_DATA TO PROCESS_.

************

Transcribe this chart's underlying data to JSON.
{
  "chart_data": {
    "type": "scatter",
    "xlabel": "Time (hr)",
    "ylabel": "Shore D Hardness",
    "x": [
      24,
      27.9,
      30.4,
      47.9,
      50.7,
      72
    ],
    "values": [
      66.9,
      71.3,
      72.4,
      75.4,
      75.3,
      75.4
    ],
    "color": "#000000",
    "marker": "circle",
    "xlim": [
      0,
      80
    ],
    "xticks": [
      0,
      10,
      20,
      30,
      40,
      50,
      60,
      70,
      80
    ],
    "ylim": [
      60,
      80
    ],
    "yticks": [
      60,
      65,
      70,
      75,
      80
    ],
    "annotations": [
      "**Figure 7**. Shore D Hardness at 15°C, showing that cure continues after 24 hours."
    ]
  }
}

************

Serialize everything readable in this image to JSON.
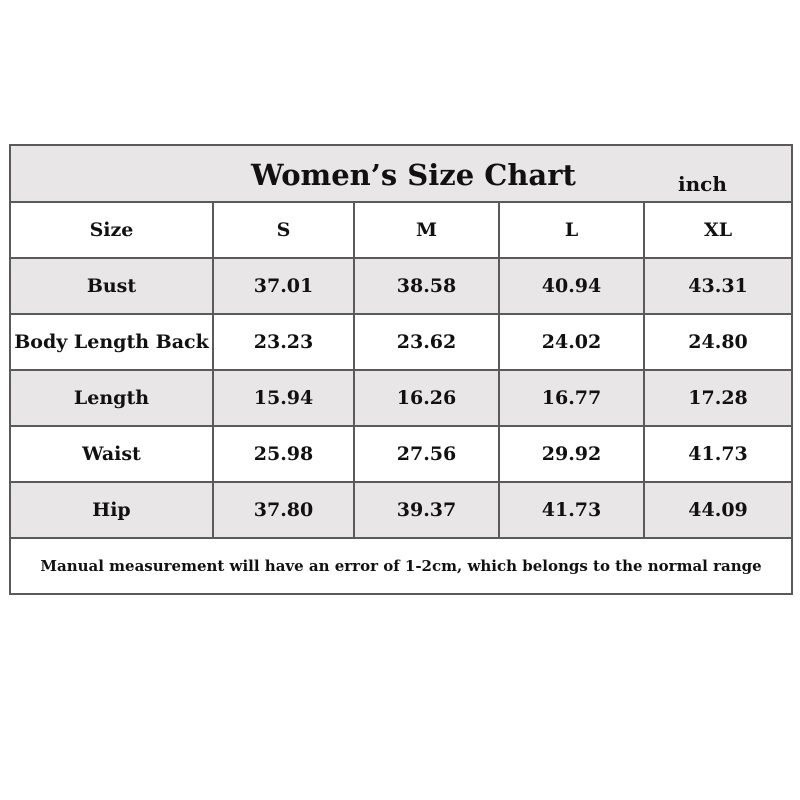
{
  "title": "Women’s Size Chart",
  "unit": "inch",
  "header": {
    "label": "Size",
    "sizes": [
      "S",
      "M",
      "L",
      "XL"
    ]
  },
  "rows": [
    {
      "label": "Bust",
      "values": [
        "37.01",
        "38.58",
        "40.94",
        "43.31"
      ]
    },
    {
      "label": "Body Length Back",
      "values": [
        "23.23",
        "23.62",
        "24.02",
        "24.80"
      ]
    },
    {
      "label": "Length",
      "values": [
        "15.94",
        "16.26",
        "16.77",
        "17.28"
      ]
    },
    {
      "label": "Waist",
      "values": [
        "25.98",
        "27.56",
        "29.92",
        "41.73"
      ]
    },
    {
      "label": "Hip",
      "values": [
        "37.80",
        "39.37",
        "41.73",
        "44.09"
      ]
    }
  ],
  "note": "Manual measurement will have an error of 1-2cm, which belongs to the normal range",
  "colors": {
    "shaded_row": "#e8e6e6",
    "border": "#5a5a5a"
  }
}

************

_YOUR TASK_.
Give the count of lines containing "this", with no added text.

_FINAL RESULT_.
2